REQUIRED TASK:
Make an exact copy of the entries below.

RECORD LIST:
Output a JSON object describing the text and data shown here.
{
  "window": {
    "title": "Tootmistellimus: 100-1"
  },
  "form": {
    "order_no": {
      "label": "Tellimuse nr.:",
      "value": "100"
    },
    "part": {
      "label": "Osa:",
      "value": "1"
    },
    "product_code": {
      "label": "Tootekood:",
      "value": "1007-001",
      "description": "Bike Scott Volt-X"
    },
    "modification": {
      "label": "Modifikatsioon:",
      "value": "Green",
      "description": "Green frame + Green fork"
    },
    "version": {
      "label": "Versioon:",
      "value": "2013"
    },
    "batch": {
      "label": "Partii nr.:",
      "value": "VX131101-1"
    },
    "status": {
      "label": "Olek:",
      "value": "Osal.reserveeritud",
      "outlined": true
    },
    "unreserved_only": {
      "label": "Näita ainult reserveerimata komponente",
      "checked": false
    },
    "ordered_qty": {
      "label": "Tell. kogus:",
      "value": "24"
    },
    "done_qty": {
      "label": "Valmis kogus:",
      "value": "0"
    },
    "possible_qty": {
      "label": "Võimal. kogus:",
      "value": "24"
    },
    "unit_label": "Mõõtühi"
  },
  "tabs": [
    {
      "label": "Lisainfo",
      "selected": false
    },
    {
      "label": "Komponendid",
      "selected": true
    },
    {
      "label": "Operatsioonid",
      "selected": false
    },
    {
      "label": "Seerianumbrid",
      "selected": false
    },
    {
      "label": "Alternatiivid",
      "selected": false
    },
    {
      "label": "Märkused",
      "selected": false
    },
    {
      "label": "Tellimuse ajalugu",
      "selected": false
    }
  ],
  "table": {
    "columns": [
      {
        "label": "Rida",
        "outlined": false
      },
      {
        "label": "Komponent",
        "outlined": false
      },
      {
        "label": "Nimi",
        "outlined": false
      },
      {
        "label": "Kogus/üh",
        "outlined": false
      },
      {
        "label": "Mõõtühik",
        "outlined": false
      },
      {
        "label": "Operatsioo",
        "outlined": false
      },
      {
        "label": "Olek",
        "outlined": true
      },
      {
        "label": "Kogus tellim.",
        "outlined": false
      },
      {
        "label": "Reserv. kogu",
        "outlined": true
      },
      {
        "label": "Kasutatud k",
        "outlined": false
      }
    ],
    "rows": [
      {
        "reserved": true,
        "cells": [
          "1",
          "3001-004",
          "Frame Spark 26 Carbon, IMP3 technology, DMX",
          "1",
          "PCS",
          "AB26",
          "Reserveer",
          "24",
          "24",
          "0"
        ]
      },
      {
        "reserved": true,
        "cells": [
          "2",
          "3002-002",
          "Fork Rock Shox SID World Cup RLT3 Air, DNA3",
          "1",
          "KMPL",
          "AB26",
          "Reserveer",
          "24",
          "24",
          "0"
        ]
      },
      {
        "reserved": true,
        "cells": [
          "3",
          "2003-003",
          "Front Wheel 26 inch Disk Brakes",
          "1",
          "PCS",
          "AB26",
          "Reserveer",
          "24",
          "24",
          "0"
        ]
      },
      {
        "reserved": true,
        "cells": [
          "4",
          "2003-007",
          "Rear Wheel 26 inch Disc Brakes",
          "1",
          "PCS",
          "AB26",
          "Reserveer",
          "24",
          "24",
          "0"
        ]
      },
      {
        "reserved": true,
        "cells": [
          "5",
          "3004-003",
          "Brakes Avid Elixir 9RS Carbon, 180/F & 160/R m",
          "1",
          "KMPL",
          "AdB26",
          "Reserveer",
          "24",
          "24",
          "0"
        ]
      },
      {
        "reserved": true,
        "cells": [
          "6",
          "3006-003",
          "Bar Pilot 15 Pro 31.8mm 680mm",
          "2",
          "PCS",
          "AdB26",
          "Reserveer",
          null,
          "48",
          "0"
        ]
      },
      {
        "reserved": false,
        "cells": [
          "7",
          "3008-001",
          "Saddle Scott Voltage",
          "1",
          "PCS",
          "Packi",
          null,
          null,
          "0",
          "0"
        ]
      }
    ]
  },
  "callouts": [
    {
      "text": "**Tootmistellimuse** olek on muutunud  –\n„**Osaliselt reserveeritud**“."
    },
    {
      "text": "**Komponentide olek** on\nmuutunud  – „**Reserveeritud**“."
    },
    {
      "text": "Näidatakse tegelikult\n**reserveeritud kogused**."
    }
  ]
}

ANSWER TO THE EXERCISE:
Output a JSON object describing the text and data shown here.
{
  "window": {
    "title": "Tootmistellimus: 100-1"
  },
  "form": {
    "order_no": {
      "label": "Tellimuse nr.:",
      "value": "100"
    },
    "part": {
      "label": "Osa:",
      "value": "1"
    },
    "product_code": {
      "label": "Tootekood:",
      "value": "1007-001",
      "description": "Bike Scott Volt-X"
    },
    "modification": {
      "label": "Modifikatsioon:",
      "value": "Green",
      "description": "Green frame + Green fork"
    },
    "version": {
      "label": "Versioon:",
      "value": "2013"
    },
    "batch": {
      "label": "Partii nr.:",
      "value": "VX131101-1"
    },
    "status": {
      "label": "Olek:",
      "value": "Osal.reserveeritud",
      "outlined": true
    },
    "unreserved_only": {
      "label": "Näita ainult reserveerimata komponente",
      "checked": false
    },
    "ordered_qty": {
      "label": "Tell. kogus:",
      "value": "24"
    },
    "done_qty": {
      "label": "Valmis kogus:",
      "value": "0"
    },
    "possible_qty": {
      "label": "Võimal. kogus:",
      "value": "24"
    },
    "unit_label": "Mõõtühi"
  },
  "tabs": [
    {
      "label": "Lisainfo",
      "selected": false
    },
    {
      "label": "Komponendid",
      "selected": true
    },
    {
      "label": "Operatsioonid",
      "selected": false
    },
    {
      "label": "Seerianumbrid",
      "selected": false
    },
    {
      "label": "Alternatiivid",
      "selected": false
    },
    {
      "label": "Märkused",
      "selected": false
    },
    {
      "label": "Tellimuse ajalugu",
      "selected": false
    }
  ],
  "table": {
    "columns": [
      {
        "label": "Rida",
        "outlined": false
      },
      {
        "label": "Komponent",
        "outlined": false
      },
      {
        "label": "Nimi",
        "outlined": false
      },
      {
        "label": "Kogus/üh",
        "outlined": false
      },
      {
        "label": "Mõõtühik",
        "outlined": false
      },
      {
        "label": "Operatsioo",
        "outlined": false
      },
      {
        "label": "Olek",
        "outlined": true
      },
      {
        "label": "Kogus tellim.",
        "outlined": false
      },
      {
        "label": "Reserv. kogu",
        "outlined": true
      },
      {
        "label": "Kasutatud k",
        "outlined": false
      }
    ],
    "rows": [
      {
        "reserved": true,
        "cells": [
          "1",
          "3001-004",
          "Frame Spark 26 Carbon, IMP3 technology, DMX",
          "1",
          "PCS",
          "AB26",
          "Reserveer",
          "24",
          "24",
          "0"
        ]
      },
      {
        "reserved": true,
        "cells": [
          "2",
          "3002-002",
          "Fork Rock Shox SID World Cup RLT3 Air, DNA3",
          "1",
          "KMPL",
          "AB26",
          "Reserveer",
          "24",
          "24",
          "0"
        ]
      },
      {
        "reserved": true,
        "cells": [
          "3",
          "2003-003",
          "Front Wheel 26 inch Disk Brakes",
          "1",
          "PCS",
          "AB26",
          "Reserveer",
          "24",
          "24",
          "0"
        ]
      },
      {
        "reserved": true,
        "cells": [
          "4",
          "2003-007",
          "Rear Wheel 26 inch Disc Brakes",
          "1",
          "PCS",
          "AB26",
          "Reserveer",
          "24",
          "24",
          "0"
        ]
      },
      {
        "reserved": true,
        "cells": [
          "5",
          "3004-003",
          "Brakes Avid Elixir 9RS Carbon, 180/F & 160/R m",
          "1",
          "KMPL",
          "AdB26",
          "Reserveer",
          "24",
          "24",
          "0"
        ]
      },
      {
        "reserved": true,
        "cells": [
          "6",
          "3006-003",
          "Bar Pilot 15 Pro 31.8mm 680mm",
          "2",
          "PCS",
          "AdB26",
          "Reserveer",
          null,
          "48",
          "0"
        ]
      },
      {
        "reserved": false,
        "cells": [
          "7",
          "3008-001",
          "Saddle Scott Voltage",
          "1",
          "PCS",
          "Packi",
          null,
          null,
          "0",
          "0"
        ]
      }
    ]
  },
  "callouts": [
    {
      "text": "**Tootmistellimuse** olek on muutunud  –\n„**Osaliselt reserveeritud**“."
    },
    {
      "text": "**Komponentide olek** on\nmuutunud  – „**Reserveeritud**“."
    },
    {
      "text": "Näidatakse tegelikult\n**reserveeritud kogused**."
    }
  ]
}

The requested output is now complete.